▶ _Goal a_
In the records below, copy the lines exactly, beginning with the line that contains "username[interactable]: 无余而生 —" and continuing through the line that contains "nav-item-home[interactable]: 主页 —".

▶ _Text_
# # # #
Performance issues with large files -- ruby vs. python :)

Discussion in 'Ruby' started by sa 125, Nov 27, 2008.

  1. sa 125

    sa 125 Guest

    Hi all -

    I'm new to ruby after working with python for a while. My work is
    performing data mining and doing some web dev for my company. We
    recently started looking at rails, and I wanted to see if it's worth
    migrating some of my code from python to ruby. So much for the intro.

    I've re-written a script that extracts data from a very large csv file
    (~8 million rows or so, almost 1Gb in size). It does so by iterating
    through the rows and building a tree-like hash (dict in python) in
    memory that will later be written to our DB. The structure is something
    like this:

    {date =>
    { company =>
    { product => [array of relevant info] } } }

    This way I only get the data I need, sort it on the fly, and speed up
    the process. The idea is to propagate down the keys if some field has
    duplicate values -- I hope that makes some sense.. Anyway, I copied my
    python code, and basically translated it to ruby.

    This is where it got interesting -- after solving all the quirks and
    getting it to run, it appeared to be super slow compared to python. I
    mean nearly an 30 min in ruby vs under 2 minutes in python code. It's
    worth mentioning that I used the psyco module in python, and that I did
    my testing on win-xp.
# # # #
▶ _Goal b_
Repeat the forum post above about Ruby versus Python performance on large files word for word.
# # # #
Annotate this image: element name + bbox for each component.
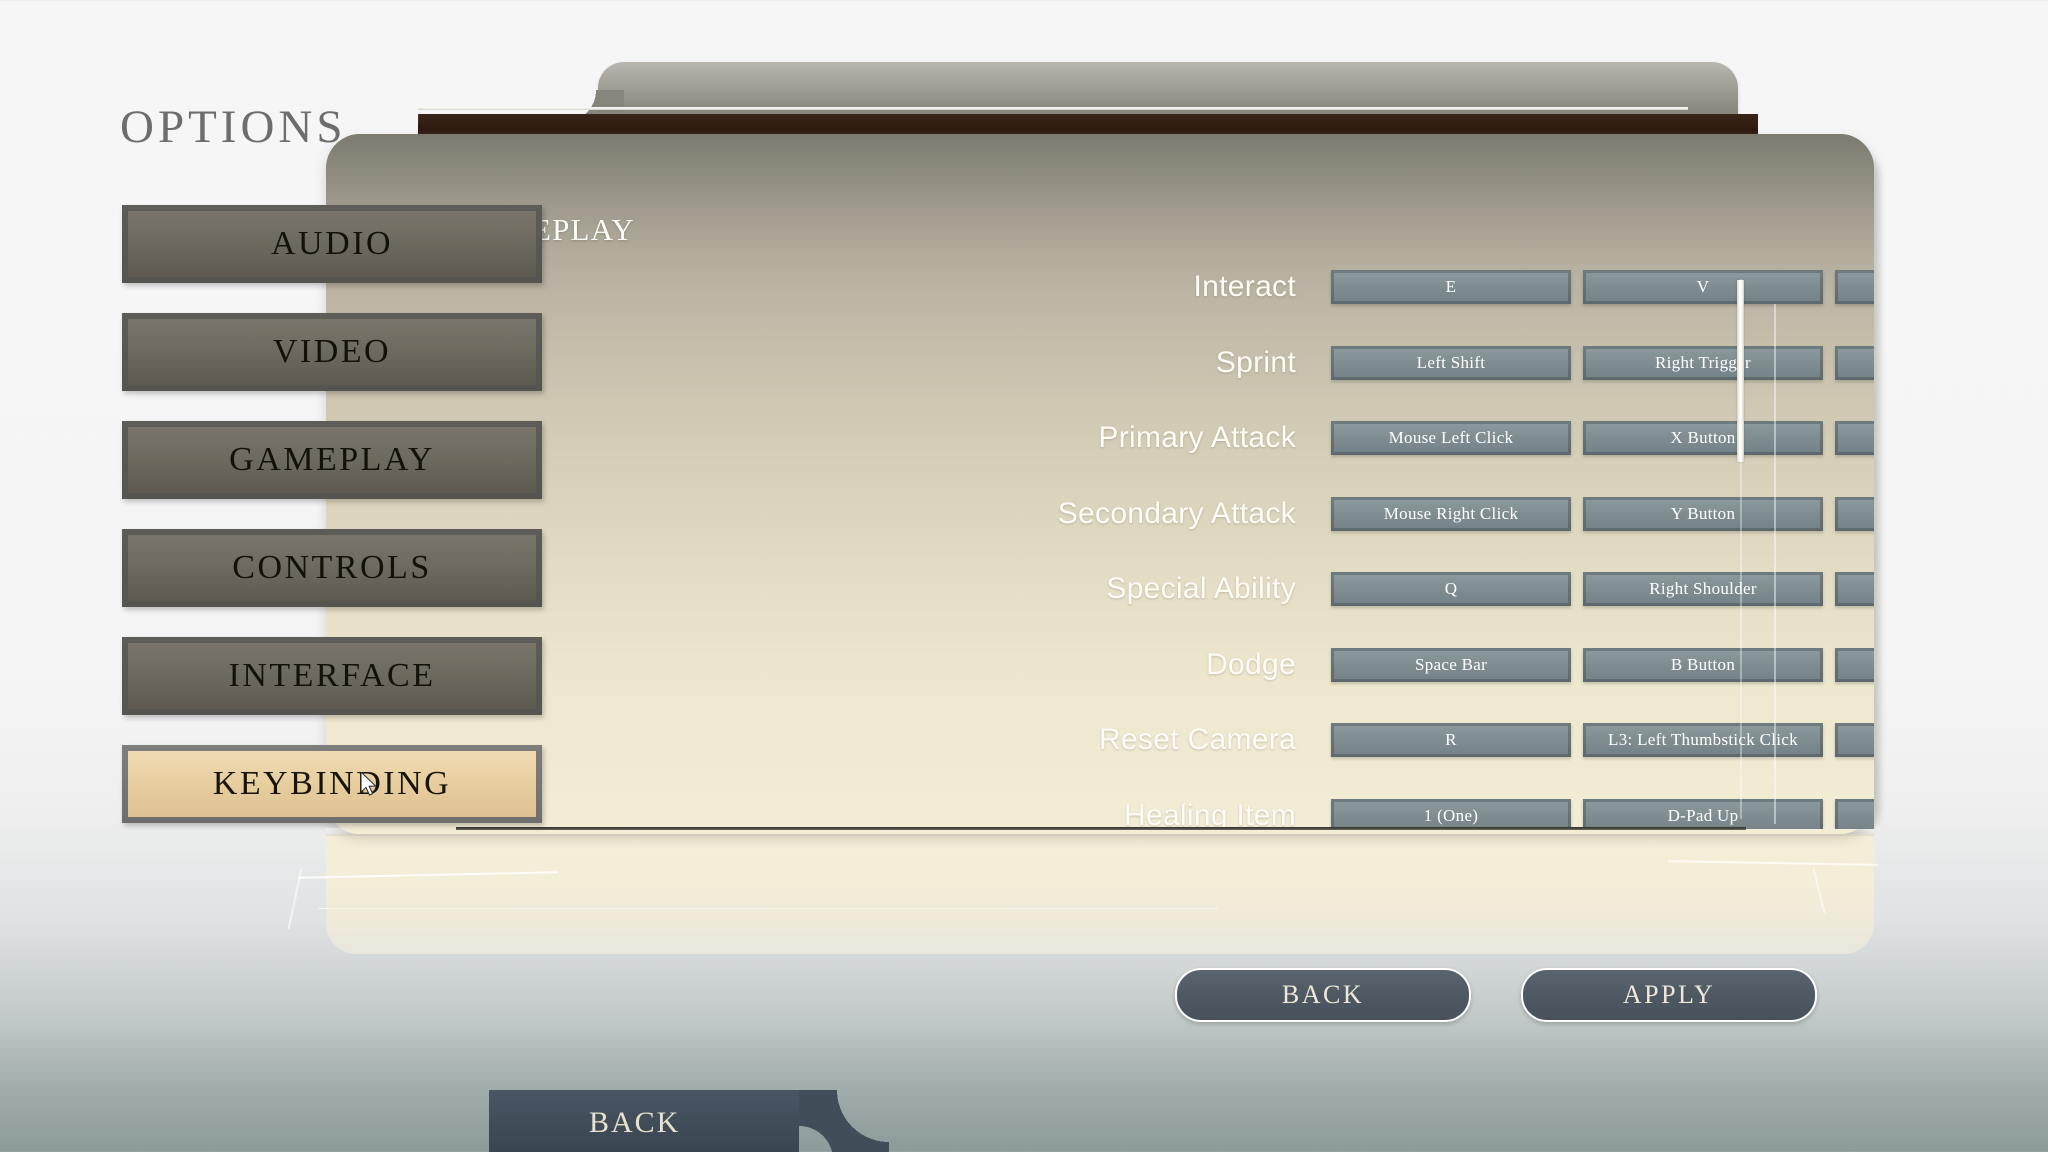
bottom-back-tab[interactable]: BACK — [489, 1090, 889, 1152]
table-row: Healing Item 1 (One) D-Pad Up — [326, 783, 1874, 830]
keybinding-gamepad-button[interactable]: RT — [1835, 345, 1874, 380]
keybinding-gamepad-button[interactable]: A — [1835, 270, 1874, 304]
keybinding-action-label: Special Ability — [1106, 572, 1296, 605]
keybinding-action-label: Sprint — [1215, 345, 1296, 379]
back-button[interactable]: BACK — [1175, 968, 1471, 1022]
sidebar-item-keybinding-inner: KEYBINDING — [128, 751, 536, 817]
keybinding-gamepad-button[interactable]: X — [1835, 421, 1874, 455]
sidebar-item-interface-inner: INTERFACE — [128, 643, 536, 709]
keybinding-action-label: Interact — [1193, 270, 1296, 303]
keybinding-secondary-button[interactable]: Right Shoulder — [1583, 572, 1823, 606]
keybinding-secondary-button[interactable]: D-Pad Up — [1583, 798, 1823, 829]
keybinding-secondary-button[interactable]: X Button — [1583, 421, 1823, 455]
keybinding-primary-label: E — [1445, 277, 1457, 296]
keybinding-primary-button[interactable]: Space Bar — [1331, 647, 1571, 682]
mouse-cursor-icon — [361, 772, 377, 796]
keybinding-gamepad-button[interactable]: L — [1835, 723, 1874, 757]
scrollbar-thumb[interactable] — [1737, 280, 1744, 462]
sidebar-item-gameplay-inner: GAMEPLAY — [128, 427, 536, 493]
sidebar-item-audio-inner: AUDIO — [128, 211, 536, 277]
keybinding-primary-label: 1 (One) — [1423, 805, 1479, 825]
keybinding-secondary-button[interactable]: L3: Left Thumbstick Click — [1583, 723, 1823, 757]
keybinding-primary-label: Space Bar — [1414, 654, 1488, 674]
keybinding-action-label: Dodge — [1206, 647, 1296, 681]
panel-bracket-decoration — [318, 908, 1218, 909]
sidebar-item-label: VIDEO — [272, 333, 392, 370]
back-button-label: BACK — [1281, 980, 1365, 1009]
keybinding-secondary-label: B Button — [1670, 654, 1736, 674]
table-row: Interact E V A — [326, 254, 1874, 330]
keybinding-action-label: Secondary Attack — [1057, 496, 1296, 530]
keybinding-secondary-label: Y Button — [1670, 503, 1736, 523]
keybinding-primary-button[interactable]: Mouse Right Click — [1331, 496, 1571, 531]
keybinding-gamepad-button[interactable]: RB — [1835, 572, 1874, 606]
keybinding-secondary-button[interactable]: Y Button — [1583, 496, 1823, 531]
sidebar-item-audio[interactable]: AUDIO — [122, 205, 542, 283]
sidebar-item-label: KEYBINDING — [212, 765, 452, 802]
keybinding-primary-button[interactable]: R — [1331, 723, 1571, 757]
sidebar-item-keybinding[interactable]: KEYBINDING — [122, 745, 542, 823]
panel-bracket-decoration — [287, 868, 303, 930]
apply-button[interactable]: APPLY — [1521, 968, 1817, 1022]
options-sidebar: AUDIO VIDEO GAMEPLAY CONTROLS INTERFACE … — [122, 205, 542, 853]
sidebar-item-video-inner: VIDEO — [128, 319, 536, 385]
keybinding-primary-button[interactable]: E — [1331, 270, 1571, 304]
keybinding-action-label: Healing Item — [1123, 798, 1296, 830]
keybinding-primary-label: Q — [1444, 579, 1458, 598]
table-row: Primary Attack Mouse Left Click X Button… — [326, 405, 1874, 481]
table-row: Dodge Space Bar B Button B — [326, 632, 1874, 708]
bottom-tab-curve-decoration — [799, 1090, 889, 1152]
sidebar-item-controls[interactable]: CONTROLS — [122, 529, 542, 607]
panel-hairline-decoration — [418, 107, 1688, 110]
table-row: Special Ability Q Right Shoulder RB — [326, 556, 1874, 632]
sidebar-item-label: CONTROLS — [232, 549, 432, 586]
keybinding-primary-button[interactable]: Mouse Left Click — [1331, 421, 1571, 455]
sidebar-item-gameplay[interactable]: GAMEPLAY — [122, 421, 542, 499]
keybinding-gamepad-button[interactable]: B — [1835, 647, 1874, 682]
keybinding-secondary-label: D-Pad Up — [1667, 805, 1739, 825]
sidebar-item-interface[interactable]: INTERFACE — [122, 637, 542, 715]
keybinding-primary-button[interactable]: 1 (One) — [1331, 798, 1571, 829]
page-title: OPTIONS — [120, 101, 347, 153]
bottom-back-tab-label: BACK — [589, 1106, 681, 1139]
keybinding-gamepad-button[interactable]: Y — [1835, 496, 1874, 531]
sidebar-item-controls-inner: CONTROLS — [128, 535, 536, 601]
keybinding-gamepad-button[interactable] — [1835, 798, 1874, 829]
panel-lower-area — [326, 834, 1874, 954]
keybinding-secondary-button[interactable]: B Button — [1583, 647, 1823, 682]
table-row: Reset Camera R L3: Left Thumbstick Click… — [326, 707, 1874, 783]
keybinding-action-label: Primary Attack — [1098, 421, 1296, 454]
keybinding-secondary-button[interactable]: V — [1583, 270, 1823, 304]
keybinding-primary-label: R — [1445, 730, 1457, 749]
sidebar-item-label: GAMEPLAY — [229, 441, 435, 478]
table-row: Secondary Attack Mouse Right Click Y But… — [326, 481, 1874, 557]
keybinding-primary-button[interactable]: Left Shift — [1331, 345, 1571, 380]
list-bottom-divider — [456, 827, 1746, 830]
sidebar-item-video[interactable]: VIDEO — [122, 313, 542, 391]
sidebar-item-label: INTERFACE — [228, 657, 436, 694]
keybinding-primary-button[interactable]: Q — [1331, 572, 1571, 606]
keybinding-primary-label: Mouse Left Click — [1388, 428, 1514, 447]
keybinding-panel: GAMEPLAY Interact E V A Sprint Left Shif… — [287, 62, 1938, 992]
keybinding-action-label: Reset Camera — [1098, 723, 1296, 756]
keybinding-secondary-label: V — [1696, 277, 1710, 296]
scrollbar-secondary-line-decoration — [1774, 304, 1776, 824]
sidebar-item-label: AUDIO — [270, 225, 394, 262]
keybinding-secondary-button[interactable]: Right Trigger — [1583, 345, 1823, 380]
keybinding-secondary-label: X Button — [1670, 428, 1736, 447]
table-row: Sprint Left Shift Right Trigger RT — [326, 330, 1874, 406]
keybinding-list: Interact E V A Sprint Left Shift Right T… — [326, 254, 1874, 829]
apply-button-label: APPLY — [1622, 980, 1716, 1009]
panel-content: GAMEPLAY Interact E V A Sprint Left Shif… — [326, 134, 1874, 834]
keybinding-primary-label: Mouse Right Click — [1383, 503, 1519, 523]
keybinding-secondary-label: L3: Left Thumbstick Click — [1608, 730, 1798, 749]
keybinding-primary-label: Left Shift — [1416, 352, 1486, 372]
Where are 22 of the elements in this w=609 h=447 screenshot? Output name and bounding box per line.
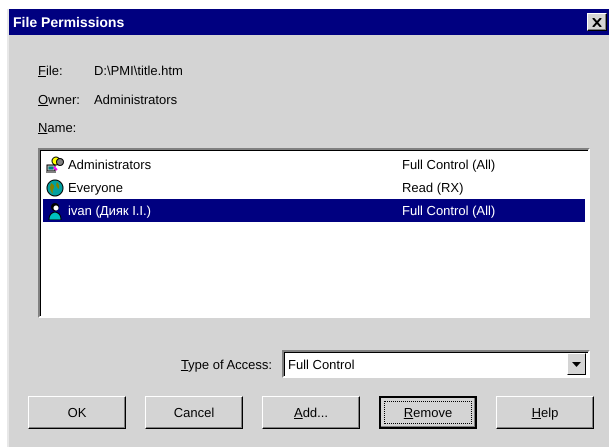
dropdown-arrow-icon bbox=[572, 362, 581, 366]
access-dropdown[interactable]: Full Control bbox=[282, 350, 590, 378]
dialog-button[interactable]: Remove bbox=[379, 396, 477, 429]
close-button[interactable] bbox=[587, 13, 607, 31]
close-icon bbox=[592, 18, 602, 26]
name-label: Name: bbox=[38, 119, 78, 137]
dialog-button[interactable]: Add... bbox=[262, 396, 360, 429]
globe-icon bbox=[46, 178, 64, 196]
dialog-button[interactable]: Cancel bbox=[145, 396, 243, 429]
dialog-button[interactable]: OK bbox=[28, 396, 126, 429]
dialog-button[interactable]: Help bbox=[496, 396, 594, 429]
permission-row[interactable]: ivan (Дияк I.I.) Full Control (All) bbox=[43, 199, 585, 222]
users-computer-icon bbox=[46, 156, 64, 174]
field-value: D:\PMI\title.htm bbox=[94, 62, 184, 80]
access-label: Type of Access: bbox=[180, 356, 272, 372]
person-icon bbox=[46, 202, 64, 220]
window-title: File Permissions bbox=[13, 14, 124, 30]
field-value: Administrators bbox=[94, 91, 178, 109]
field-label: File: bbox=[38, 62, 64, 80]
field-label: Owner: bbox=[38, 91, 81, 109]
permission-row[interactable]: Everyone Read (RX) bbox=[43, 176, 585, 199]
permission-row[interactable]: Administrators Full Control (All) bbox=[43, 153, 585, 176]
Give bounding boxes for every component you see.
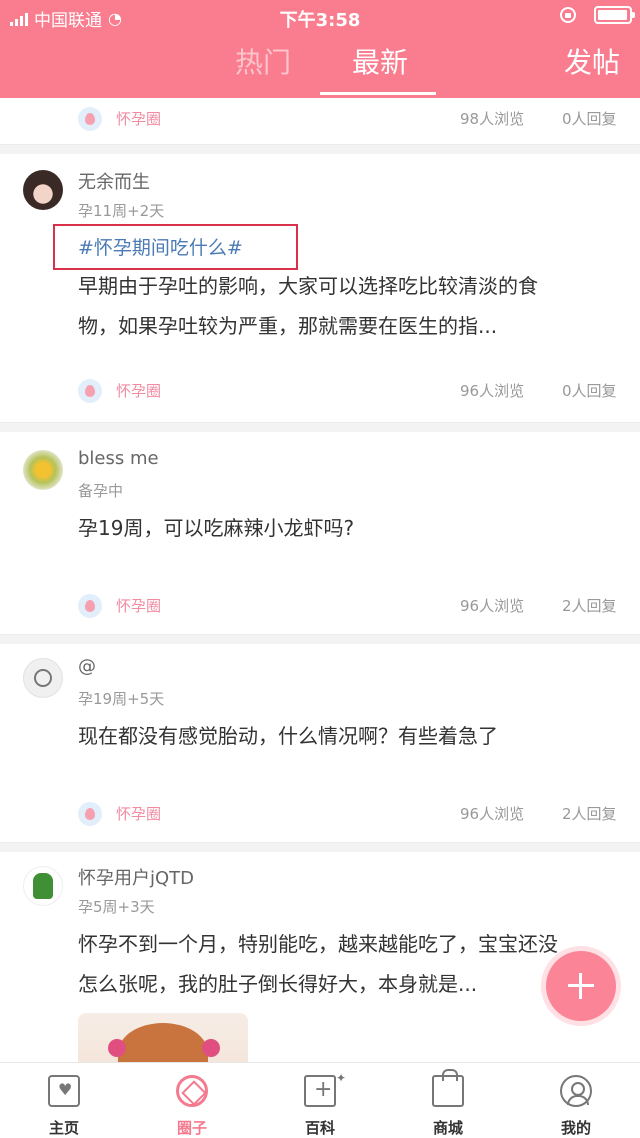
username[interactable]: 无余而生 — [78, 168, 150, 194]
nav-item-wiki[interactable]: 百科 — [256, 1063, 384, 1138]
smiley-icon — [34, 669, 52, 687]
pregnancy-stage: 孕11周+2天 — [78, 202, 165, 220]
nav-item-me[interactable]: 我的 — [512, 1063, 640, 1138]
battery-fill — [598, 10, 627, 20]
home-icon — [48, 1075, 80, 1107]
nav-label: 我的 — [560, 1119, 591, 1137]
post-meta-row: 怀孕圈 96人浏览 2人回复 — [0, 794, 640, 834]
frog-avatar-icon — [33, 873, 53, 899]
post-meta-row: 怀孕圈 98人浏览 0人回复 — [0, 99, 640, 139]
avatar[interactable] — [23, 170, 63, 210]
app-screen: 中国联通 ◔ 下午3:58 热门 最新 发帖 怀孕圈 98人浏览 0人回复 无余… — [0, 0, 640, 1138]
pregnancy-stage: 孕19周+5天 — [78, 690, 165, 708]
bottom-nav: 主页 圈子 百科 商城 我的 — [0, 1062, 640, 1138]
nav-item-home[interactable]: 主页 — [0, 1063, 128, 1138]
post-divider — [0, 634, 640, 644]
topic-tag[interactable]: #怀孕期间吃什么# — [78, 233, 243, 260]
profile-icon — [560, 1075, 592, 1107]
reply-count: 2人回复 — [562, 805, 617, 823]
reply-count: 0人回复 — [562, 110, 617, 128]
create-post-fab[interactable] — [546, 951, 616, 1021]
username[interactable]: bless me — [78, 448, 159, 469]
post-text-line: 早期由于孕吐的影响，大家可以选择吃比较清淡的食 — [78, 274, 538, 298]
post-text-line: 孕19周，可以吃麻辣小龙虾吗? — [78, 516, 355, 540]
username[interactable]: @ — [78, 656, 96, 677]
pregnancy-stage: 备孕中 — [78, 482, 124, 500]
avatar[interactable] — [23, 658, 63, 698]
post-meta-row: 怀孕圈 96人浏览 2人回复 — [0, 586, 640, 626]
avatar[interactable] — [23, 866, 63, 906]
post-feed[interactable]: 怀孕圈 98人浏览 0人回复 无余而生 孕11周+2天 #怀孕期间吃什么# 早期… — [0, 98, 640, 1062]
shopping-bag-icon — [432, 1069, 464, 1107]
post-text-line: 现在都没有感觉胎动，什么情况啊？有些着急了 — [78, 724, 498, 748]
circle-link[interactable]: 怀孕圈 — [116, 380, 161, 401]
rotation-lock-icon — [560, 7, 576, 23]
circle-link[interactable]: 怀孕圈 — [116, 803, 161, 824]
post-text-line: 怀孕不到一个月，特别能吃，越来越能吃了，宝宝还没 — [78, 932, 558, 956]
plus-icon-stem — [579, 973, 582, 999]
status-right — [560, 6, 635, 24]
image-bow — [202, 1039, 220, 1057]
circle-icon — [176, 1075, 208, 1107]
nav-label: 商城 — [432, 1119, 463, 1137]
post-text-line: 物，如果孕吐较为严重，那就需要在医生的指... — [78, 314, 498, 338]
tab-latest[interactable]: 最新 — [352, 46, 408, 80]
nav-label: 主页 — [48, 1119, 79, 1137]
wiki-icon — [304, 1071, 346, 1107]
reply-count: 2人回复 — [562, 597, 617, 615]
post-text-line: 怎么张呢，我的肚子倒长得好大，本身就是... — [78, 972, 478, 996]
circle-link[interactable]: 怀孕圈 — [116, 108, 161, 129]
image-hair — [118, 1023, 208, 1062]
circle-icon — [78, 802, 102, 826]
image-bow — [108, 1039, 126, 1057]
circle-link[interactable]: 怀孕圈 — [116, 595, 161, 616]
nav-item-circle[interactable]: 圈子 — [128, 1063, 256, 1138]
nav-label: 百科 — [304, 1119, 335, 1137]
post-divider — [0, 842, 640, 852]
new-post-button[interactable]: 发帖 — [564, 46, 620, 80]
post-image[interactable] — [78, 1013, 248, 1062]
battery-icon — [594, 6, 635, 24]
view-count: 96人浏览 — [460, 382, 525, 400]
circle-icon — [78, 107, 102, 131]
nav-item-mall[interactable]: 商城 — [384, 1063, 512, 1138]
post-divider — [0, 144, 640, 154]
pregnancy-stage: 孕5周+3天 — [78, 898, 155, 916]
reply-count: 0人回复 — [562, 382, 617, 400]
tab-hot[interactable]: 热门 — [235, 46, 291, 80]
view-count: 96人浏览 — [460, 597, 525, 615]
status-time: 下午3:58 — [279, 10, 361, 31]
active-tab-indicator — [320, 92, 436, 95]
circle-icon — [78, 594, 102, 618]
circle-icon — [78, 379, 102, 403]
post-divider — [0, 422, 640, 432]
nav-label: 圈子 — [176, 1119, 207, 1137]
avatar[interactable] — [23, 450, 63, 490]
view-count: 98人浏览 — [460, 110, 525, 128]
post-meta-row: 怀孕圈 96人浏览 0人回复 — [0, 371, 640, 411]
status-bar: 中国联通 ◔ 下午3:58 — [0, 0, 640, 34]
# # # #
▶ _Exercise solution a_
username[interactable]: 无余而生 — [78, 168, 150, 194]
nav-item-wiki[interactable]: 百科 — [256, 1063, 384, 1138]
smiley-icon — [34, 669, 52, 687]
pregnancy-stage: 孕11周+2天 — [78, 202, 165, 220]
nav-item-me[interactable]: 我的 — [512, 1063, 640, 1138]
battery-fill — [598, 10, 627, 20]
home-icon — [48, 1075, 80, 1107]
nav-label: 我的 — [560, 1119, 591, 1137]
post-meta-row: 怀孕圈 96人浏览 2人回复 — [0, 794, 640, 834]
frog-avatar-icon — [33, 873, 53, 899]
post-meta-row: 怀孕圈 98人浏览 0人回复 — [0, 99, 640, 139]
avatar[interactable] — [23, 170, 63, 210]
app-screen: 中国联通 ◔ 下午3:58 热门 最新 发帖 怀孕圈 98人浏览 0人回复 无余… — [0, 0, 640, 1138]
pregnancy-stage: 孕19周+5天 — [78, 690, 165, 708]
bottom-nav: 主页 圈子 百科 商城 我的 — [0, 1062, 640, 1138]
nav-item-home[interactable]: 主页 — [0, 1063, 128, 1138]

▶ _Exercise solution b_
Performance issues with large files -- ruby vs. python :)

Discussion in 'Ruby' started by sa 125, Nov 27, 2008.

  1. sa 125

    sa 125 Guest

    Hi all -

    I'm new to ruby after working with python for a while. My work is
    performing data mining and doing some web dev for my company. We
    recently started looking at rails, and I wanted to see if it's worth
    migrating some of my code from python to ruby. So much for the intro.

    I've re-written a script that extracts data from a very large csv file
    (~8 million rows or so, almost 1Gb in size). It does so by iterating
    through the rows and building a tree-like hash (dict in python) in
    memory that will later be written to our DB. The structure is something
    like this:

    {date =>
    { company =>
    { product => [array of relevant info] } } }

    This way I only get the data I need, sort it on the fly, and speed up
    the process. The idea is to propagate down the keys if some field has
    duplicate values -- I hope that makes some sense.. Anyway, I copied my
    python code, and basically translated it to ruby.

    This is where it got interesting -- after solving all the quirks and
    getting it to run, it appeared to be super slow compared to python. I
    mean nearly an 30 min in ruby vs under 2 minutes in python code. It's
    worth mentioning that I used the psyco module in python, and that I did
    my testing on win-xp.